▶ [Material provided]
□ □ □ □ □

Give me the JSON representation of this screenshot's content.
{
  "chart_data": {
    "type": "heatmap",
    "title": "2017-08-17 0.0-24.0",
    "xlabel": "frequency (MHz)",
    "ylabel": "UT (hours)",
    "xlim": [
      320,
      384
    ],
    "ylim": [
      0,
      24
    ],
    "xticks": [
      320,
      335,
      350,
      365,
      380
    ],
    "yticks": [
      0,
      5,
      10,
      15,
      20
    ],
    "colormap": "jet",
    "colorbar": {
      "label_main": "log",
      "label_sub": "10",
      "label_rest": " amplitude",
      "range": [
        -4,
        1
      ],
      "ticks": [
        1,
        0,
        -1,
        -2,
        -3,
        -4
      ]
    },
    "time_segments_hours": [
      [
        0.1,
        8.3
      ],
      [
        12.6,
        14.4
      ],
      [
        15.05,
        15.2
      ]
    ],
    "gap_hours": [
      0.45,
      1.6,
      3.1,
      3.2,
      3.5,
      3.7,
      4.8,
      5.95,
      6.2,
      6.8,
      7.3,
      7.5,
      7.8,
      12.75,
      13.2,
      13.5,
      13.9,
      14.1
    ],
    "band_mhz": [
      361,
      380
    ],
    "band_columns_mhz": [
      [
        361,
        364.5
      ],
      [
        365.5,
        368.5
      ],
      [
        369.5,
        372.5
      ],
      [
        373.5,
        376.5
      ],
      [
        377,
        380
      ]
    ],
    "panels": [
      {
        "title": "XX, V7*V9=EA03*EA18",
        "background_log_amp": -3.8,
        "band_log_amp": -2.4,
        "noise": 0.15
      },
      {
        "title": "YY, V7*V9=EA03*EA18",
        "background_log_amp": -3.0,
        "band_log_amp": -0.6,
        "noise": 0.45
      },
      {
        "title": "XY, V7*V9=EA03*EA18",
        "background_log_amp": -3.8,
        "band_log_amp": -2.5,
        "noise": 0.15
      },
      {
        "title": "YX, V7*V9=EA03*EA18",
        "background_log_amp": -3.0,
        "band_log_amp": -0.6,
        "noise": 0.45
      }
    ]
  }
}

□ □ □ □ □

▶ [What you are asked to do] Every line above should be written out again exactly as it stands.

▶ [Exercise result]
Give me the JSON representation of this screenshot's content.
{
  "chart_data": {
    "type": "heatmap",
    "title": "2017-08-17 0.0-24.0",
    "xlabel": "frequency (MHz)",
    "ylabel": "UT (hours)",
    "xlim": [
      320,
      384
    ],
    "ylim": [
      0,
      24
    ],
    "xticks": [
      320,
      335,
      350,
      365,
      380
    ],
    "yticks": [
      0,
      5,
      10,
      15,
      20
    ],
    "colormap": "jet",
    "colorbar": {
      "label_main": "log",
      "label_sub": "10",
      "label_rest": " amplitude",
      "range": [
        -4,
        1
      ],
      "ticks": [
        1,
        0,
        -1,
        -2,
        -3,
        -4
      ]
    },
    "time_segments_hours": [
      [
        0.1,
        8.3
      ],
      [
        12.6,
        14.4
      ],
      [
        15.05,
        15.2
      ]
    ],
    "gap_hours": [
      0.45,
      1.6,
      3.1,
      3.2,
      3.5,
      3.7,
      4.8,
      5.95,
      6.2,
      6.8,
      7.3,
      7.5,
      7.8,
      12.75,
      13.2,
      13.5,
      13.9,
      14.1
    ],
    "band_mhz": [
      361,
      380
    ],
    "band_columns_mhz": [
      [
        361,
        364.5
      ],
      [
        365.5,
        368.5
      ],
      [
        369.5,
        372.5
      ],
      [
        373.5,
        376.5
      ],
      [
        377,
        380
      ]
    ],
    "panels": [
      {
        "title": "XX, V7*V9=EA03*EA18",
        "background_log_amp": -3.8,
        "band_log_amp": -2.4,
        "noise": 0.15
      },
      {
        "title": "YY, V7*V9=EA03*EA18",
        "background_log_amp": -3.0,
        "band_log_amp": -0.6,
        "noise": 0.45
      },
      {
        "title": "XY, V7*V9=EA03*EA18",
        "background_log_amp": -3.8,
        "band_log_amp": -2.5,
        "noise": 0.15
      },
      {
        "title": "YX, V7*V9=EA03*EA18",
        "background_log_amp": -3.0,
        "band_log_amp": -0.6,
        "noise": 0.45
      }
    ]
  }
}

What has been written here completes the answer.